• Work to do:
Leaving the pictures aside, transcribe every line below exactly.

** START Material provided **

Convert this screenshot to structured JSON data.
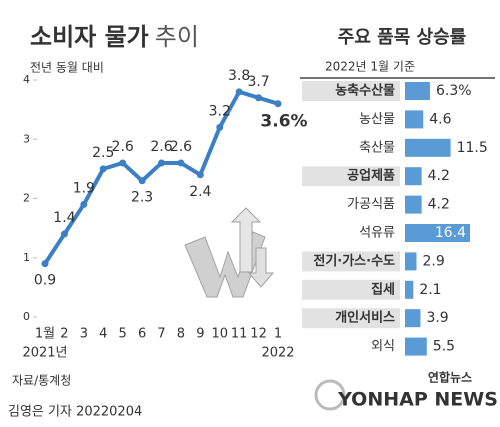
{
  "chart_data": [
    {
      "type": "line",
      "title": [
        "소비자 물가",
        "추이"
      ],
      "subtitle": "전년 동월 대비",
      "categories": [
        "1월",
        "2",
        "3",
        "4",
        "5",
        "6",
        "7",
        "8",
        "9",
        "10",
        "11",
        "12",
        "1"
      ],
      "period_labels": [
        "2021년",
        "2022"
      ],
      "values": [
        0.9,
        1.4,
        1.9,
        2.5,
        2.6,
        2.3,
        2.6,
        2.6,
        2.4,
        3.2,
        3.8,
        3.7,
        3.6
      ],
      "value_labels": [
        "0.9",
        "1.4",
        "1.9",
        "2.5",
        "2.6",
        "2.3",
        "2.6",
        "2.6",
        "2.4",
        "3.2",
        "3.8",
        "3.7",
        "3.6%"
      ],
      "color": "#3b7fc4",
      "ylim": [
        0,
        4
      ],
      "yticks": [
        0,
        1,
        2,
        3,
        4
      ]
    },
    {
      "type": "hbar",
      "title": "주요 품목 상승률",
      "subtitle": "2022년 1월 기준",
      "categories": [
        "농축수산물",
        "농산물",
        "축산물",
        "공업제품",
        "가공식품",
        "석유류",
        "전기·가스·수도",
        "집세",
        "개인서비스",
        "외식"
      ],
      "values": [
        6.3,
        4.6,
        11.5,
        4.2,
        4.2,
        16.4,
        2.9,
        2.1,
        3.9,
        5.5
      ],
      "value_labels": [
        "6.3%",
        "4.6",
        "11.5",
        "4.2",
        "4.2",
        "16.4",
        "2.9",
        "2.1",
        "3.9",
        "5.5"
      ],
      "emphasis": [
        true,
        false,
        false,
        true,
        false,
        false,
        true,
        true,
        true,
        false
      ],
      "color": "#5b9bd5"
    }
  ],
  "footer": {
    "source": "자료/통계청",
    "credit": "김영은 기자  20220204",
    "logo": "연합뉴스",
    "logo_en": "YONHAP NEWS"
  }
}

** END Material provided **

• Written answer:
Convert this screenshot to structured JSON data.
{
  "chart_data": [
    {
      "type": "line",
      "title": [
        "소비자 물가",
        "추이"
      ],
      "subtitle": "전년 동월 대비",
      "categories": [
        "1월",
        "2",
        "3",
        "4",
        "5",
        "6",
        "7",
        "8",
        "9",
        "10",
        "11",
        "12",
        "1"
      ],
      "period_labels": [
        "2021년",
        "2022"
      ],
      "values": [
        0.9,
        1.4,
        1.9,
        2.5,
        2.6,
        2.3,
        2.6,
        2.6,
        2.4,
        3.2,
        3.8,
        3.7,
        3.6
      ],
      "value_labels": [
        "0.9",
        "1.4",
        "1.9",
        "2.5",
        "2.6",
        "2.3",
        "2.6",
        "2.6",
        "2.4",
        "3.2",
        "3.8",
        "3.7",
        "3.6%"
      ],
      "color": "#3b7fc4",
      "ylim": [
        0,
        4
      ],
      "yticks": [
        0,
        1,
        2,
        3,
        4
      ]
    },
    {
      "type": "hbar",
      "title": "주요 품목 상승률",
      "subtitle": "2022년 1월 기준",
      "categories": [
        "농축수산물",
        "농산물",
        "축산물",
        "공업제품",
        "가공식품",
        "석유류",
        "전기·가스·수도",
        "집세",
        "개인서비스",
        "외식"
      ],
      "values": [
        6.3,
        4.6,
        11.5,
        4.2,
        4.2,
        16.4,
        2.9,
        2.1,
        3.9,
        5.5
      ],
      "value_labels": [
        "6.3%",
        "4.6",
        "11.5",
        "4.2",
        "4.2",
        "16.4",
        "2.9",
        "2.1",
        "3.9",
        "5.5"
      ],
      "emphasis": [
        true,
        false,
        false,
        true,
        false,
        false,
        true,
        true,
        true,
        false
      ],
      "color": "#5b9bd5"
    }
  ],
  "footer": {
    "source": "자료/통계청",
    "credit": "김영은 기자  20220204",
    "logo": "연합뉴스",
    "logo_en": "YONHAP NEWS"
  }
}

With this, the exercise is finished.